■ SHORT TASK ■
Give the number of lines containing "grid" in this listing, with no other words.

Figure data in JSON
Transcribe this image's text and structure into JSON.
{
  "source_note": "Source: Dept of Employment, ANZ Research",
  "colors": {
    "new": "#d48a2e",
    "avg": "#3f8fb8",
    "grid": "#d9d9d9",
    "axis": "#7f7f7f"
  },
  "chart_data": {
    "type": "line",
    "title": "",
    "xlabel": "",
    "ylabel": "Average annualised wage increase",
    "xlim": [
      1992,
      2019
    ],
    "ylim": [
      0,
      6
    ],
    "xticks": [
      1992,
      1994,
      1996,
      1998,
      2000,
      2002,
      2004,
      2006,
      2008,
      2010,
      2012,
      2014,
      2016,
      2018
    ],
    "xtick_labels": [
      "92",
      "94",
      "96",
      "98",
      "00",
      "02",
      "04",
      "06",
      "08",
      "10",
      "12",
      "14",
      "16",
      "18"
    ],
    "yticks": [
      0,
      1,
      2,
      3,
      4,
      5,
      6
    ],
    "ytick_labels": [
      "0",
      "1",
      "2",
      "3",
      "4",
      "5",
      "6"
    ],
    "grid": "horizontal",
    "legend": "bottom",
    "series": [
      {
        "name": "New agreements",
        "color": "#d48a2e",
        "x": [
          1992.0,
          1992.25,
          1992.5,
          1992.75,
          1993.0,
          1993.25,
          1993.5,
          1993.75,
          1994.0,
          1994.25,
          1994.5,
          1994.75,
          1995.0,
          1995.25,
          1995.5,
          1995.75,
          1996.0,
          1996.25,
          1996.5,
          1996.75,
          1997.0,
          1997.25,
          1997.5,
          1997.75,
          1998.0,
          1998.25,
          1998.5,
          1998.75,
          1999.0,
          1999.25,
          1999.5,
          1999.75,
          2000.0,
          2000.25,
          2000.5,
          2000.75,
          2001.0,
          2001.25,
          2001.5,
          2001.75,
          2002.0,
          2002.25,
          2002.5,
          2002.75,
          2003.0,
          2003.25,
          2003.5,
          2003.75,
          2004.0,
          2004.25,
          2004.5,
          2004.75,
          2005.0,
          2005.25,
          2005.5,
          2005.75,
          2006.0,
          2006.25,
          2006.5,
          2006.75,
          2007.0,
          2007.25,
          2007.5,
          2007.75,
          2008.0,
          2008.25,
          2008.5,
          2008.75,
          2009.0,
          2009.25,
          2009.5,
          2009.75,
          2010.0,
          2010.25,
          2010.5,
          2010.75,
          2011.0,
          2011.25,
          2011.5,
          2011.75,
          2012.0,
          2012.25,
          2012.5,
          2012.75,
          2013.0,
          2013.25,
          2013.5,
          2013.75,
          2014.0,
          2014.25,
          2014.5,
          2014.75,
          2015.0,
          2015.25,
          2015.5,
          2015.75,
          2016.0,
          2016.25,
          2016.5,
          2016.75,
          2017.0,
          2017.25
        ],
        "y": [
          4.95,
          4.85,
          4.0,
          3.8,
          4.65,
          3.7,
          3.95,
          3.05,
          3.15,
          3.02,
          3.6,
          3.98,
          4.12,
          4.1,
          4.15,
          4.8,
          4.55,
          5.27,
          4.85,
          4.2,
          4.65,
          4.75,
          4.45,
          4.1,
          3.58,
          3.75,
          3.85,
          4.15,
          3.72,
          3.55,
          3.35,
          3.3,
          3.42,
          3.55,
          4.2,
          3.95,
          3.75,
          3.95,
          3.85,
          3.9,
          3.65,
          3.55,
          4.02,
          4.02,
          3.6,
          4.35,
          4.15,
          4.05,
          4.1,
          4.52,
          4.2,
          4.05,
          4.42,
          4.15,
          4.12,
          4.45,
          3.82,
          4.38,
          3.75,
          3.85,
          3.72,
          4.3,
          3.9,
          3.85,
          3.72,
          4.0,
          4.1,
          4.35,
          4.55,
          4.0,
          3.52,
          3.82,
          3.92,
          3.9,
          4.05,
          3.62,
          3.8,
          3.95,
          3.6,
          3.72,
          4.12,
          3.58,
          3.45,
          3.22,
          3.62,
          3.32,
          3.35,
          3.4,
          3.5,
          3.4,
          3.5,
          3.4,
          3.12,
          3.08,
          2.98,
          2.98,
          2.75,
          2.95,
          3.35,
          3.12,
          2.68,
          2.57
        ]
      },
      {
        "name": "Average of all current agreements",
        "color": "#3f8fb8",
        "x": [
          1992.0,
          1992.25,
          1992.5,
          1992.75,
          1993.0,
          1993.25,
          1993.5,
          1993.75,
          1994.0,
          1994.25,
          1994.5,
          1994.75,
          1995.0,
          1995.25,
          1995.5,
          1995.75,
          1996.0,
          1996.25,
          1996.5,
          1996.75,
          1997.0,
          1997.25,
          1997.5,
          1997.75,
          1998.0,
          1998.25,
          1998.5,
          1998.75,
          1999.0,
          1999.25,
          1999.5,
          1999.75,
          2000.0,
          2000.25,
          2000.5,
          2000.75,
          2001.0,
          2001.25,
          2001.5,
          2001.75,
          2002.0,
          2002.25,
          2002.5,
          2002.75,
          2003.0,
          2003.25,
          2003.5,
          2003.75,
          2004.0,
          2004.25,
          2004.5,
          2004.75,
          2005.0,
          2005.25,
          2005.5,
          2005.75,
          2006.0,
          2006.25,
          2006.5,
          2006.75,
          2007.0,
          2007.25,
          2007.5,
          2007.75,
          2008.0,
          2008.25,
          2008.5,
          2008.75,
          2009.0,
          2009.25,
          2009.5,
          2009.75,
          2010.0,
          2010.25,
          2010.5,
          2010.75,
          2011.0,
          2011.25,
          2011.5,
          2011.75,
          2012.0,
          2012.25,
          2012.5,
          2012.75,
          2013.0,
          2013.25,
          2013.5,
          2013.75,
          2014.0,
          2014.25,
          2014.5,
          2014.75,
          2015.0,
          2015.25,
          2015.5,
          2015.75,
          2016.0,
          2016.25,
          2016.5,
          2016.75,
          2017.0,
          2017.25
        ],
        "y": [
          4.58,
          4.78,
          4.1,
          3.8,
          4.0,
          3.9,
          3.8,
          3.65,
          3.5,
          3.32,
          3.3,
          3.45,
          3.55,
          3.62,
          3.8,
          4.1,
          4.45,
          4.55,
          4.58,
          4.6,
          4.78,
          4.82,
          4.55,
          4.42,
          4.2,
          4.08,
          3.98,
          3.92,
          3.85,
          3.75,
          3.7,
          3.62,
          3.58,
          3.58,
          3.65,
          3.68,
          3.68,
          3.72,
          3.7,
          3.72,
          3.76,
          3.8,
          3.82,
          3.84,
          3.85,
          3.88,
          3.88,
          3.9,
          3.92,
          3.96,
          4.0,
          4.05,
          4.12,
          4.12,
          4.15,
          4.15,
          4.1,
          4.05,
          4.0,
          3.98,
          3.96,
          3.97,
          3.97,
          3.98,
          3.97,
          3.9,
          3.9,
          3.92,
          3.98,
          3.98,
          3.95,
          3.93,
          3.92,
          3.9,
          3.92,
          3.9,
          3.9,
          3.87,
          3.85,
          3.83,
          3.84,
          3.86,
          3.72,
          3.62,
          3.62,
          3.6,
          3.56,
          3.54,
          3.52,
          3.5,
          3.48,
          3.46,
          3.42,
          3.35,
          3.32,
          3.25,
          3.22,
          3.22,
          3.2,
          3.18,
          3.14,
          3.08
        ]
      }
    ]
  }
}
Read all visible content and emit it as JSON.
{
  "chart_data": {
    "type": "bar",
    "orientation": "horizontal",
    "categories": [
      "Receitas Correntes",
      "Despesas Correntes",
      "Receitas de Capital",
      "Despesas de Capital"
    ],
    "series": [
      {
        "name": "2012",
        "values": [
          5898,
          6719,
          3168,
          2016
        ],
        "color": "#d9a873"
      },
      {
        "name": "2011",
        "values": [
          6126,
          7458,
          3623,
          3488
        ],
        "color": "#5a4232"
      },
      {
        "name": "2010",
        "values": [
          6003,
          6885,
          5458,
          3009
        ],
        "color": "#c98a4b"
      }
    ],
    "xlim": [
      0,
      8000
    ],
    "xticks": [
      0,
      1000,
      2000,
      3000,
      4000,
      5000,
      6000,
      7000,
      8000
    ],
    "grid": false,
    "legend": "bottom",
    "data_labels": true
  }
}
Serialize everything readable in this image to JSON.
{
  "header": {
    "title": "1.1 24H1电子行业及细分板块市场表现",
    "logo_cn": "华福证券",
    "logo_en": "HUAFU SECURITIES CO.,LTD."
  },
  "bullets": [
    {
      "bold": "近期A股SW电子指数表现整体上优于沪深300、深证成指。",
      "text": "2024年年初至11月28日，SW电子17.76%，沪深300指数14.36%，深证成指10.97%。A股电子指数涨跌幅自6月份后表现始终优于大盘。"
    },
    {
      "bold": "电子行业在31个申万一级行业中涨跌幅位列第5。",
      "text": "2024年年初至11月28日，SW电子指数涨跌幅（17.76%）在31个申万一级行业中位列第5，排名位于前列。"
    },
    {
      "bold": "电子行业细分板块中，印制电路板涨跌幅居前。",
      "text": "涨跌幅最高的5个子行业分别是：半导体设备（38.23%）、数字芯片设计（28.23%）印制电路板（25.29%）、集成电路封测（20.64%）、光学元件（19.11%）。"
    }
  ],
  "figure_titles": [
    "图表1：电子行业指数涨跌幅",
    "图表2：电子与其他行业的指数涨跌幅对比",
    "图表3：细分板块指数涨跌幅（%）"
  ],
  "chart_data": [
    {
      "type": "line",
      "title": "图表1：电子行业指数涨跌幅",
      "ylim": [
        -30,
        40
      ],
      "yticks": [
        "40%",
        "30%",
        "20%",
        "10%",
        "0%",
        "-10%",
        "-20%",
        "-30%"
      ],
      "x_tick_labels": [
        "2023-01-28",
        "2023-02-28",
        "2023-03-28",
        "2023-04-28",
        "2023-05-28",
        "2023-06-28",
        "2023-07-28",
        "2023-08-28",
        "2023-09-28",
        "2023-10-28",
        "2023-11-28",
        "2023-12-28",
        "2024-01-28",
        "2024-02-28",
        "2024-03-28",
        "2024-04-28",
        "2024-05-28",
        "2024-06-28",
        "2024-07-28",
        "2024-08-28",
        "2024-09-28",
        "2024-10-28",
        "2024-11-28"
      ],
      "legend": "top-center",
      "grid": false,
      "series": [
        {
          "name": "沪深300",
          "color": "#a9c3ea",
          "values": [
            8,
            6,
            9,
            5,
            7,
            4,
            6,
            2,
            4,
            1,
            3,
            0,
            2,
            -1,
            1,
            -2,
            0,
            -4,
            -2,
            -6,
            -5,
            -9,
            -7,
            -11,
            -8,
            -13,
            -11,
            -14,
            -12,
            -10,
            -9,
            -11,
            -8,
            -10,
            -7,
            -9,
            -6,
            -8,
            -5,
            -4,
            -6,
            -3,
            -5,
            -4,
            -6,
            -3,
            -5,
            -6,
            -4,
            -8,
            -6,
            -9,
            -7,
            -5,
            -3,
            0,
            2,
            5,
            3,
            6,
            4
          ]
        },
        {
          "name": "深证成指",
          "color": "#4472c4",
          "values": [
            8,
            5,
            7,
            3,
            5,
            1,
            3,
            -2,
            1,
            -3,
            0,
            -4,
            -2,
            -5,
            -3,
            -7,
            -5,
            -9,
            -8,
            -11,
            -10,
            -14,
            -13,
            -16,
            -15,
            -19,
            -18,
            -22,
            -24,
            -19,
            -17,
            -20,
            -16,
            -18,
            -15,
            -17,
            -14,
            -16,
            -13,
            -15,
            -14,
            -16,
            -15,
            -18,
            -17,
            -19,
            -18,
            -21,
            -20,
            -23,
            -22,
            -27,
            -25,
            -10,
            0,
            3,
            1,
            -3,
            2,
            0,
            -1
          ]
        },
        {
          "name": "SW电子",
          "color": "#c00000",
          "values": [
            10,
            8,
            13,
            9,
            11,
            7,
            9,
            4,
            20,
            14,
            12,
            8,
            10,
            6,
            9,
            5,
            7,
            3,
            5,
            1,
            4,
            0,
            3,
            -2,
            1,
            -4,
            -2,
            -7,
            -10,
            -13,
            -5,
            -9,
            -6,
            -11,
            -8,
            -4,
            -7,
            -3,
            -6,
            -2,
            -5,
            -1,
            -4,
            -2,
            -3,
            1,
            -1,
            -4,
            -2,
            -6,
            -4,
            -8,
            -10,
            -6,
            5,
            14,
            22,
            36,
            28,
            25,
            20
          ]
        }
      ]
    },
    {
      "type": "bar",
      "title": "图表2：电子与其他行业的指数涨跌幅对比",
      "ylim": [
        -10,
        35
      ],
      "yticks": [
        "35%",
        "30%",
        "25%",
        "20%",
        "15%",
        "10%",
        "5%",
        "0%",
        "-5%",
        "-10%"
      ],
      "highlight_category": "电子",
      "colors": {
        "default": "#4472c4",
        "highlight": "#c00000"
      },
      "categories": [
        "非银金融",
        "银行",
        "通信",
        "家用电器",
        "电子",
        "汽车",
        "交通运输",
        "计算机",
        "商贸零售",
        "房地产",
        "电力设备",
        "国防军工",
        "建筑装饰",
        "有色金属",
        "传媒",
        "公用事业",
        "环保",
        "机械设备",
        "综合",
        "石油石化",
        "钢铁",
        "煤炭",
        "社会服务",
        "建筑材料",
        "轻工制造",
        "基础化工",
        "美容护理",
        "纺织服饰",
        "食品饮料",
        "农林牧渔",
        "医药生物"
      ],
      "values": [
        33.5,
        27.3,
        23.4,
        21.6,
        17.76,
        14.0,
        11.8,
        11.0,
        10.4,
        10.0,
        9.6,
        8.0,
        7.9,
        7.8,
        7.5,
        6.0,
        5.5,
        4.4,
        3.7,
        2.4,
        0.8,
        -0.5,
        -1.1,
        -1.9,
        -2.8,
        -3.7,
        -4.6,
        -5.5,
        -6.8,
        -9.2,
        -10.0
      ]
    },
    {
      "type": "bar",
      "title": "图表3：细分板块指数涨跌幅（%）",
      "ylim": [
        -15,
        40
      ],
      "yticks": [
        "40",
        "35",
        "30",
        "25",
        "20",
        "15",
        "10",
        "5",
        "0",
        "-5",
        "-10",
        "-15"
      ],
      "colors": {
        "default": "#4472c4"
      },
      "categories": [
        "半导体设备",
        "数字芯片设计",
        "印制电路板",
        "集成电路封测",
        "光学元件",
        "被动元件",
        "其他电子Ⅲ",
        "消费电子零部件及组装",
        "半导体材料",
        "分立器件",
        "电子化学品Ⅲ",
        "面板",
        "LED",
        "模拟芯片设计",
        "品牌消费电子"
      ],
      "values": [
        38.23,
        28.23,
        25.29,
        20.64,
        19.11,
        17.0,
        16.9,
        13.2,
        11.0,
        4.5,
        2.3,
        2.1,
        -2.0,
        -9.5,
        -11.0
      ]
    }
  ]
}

■ SOLUTION ■
4